| What needs to be done |
Type the records out again in full, exactly.

A block of data:

┄┄┄┄┄┄

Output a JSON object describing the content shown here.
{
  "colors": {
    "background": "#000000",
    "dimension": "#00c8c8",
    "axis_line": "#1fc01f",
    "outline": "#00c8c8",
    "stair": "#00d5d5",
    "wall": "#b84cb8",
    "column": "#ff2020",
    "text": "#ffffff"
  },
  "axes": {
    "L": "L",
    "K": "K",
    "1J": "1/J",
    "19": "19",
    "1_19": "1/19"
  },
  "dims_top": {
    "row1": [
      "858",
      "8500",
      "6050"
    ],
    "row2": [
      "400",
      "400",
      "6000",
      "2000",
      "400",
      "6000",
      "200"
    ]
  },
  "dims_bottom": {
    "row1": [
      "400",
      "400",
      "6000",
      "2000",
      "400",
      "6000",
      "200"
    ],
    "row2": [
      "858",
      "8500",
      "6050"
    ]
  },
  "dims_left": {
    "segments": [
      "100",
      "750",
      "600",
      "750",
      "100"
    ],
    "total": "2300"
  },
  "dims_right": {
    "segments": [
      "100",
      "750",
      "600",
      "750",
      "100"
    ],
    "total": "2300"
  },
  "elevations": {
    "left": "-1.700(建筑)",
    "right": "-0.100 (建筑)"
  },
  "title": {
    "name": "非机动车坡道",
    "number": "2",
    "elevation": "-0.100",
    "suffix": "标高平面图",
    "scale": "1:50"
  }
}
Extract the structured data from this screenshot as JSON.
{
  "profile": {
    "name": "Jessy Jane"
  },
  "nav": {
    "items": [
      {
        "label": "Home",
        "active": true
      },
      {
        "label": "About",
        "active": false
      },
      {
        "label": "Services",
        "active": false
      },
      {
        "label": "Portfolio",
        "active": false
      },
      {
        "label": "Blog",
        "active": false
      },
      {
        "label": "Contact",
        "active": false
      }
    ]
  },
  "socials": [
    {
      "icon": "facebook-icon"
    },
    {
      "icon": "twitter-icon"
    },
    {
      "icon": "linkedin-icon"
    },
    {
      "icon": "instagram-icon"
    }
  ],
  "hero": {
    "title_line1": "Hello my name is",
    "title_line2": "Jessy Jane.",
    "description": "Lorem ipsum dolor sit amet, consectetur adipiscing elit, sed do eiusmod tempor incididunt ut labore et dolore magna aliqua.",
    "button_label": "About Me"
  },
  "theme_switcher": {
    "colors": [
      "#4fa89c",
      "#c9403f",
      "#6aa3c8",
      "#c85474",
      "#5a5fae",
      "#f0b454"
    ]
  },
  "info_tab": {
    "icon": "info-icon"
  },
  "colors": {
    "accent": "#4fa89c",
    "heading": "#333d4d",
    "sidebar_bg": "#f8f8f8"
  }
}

┄┄┄┄┄┄

| Full response |
Output a JSON object describing the content shown here.
{
  "colors": {
    "background": "#000000",
    "dimension": "#00c8c8",
    "axis_line": "#1fc01f",
    "outline": "#00c8c8",
    "stair": "#00d5d5",
    "wall": "#b84cb8",
    "column": "#ff2020",
    "text": "#ffffff"
  },
  "axes": {
    "L": "L",
    "K": "K",
    "1J": "1/J",
    "19": "19",
    "1_19": "1/19"
  },
  "dims_top": {
    "row1": [
      "858",
      "8500",
      "6050"
    ],
    "row2": [
      "400",
      "400",
      "6000",
      "2000",
      "400",
      "6000",
      "200"
    ]
  },
  "dims_bottom": {
    "row1": [
      "400",
      "400",
      "6000",
      "2000",
      "400",
      "6000",
      "200"
    ],
    "row2": [
      "858",
      "8500",
      "6050"
    ]
  },
  "dims_left": {
    "segments": [
      "100",
      "750",
      "600",
      "750",
      "100"
    ],
    "total": "2300"
  },
  "dims_right": {
    "segments": [
      "100",
      "750",
      "600",
      "750",
      "100"
    ],
    "total": "2300"
  },
  "elevations": {
    "left": "-1.700(建筑)",
    "right": "-0.100 (建筑)"
  },
  "title": {
    "name": "非机动车坡道",
    "number": "2",
    "elevation": "-0.100",
    "suffix": "标高平面图",
    "scale": "1:50"
  }
}
Extract the structured data from this screenshot as JSON.
{
  "profile": {
    "name": "Jessy Jane"
  },
  "nav": {
    "items": [
      {
        "label": "Home",
        "active": true
      },
      {
        "label": "About",
        "active": false
      },
      {
        "label": "Services",
        "active": false
      },
      {
        "label": "Portfolio",
        "active": false
      },
      {
        "label": "Blog",
        "active": false
      },
      {
        "label": "Contact",
        "active": false
      }
    ]
  },
  "socials": [
    {
      "icon": "facebook-icon"
    },
    {
      "icon": "twitter-icon"
    },
    {
      "icon": "linkedin-icon"
    },
    {
      "icon": "instagram-icon"
    }
  ],
  "hero": {
    "title_line1": "Hello my name is",
    "title_line2": "Jessy Jane.",
    "description": "Lorem ipsum dolor sit amet, consectetur adipiscing elit, sed do eiusmod tempor incididunt ut labore et dolore magna aliqua.",
    "button_label": "About Me"
  },
  "theme_switcher": {
    "colors": [
      "#4fa89c",
      "#c9403f",
      "#6aa3c8",
      "#c85474",
      "#5a5fae",
      "#f0b454"
    ]
  },
  "info_tab": {
    "icon": "info-icon"
  },
  "colors": {
    "accent": "#4fa89c",
    "heading": "#333d4d",
    "sidebar_bg": "#f8f8f8"
  }
}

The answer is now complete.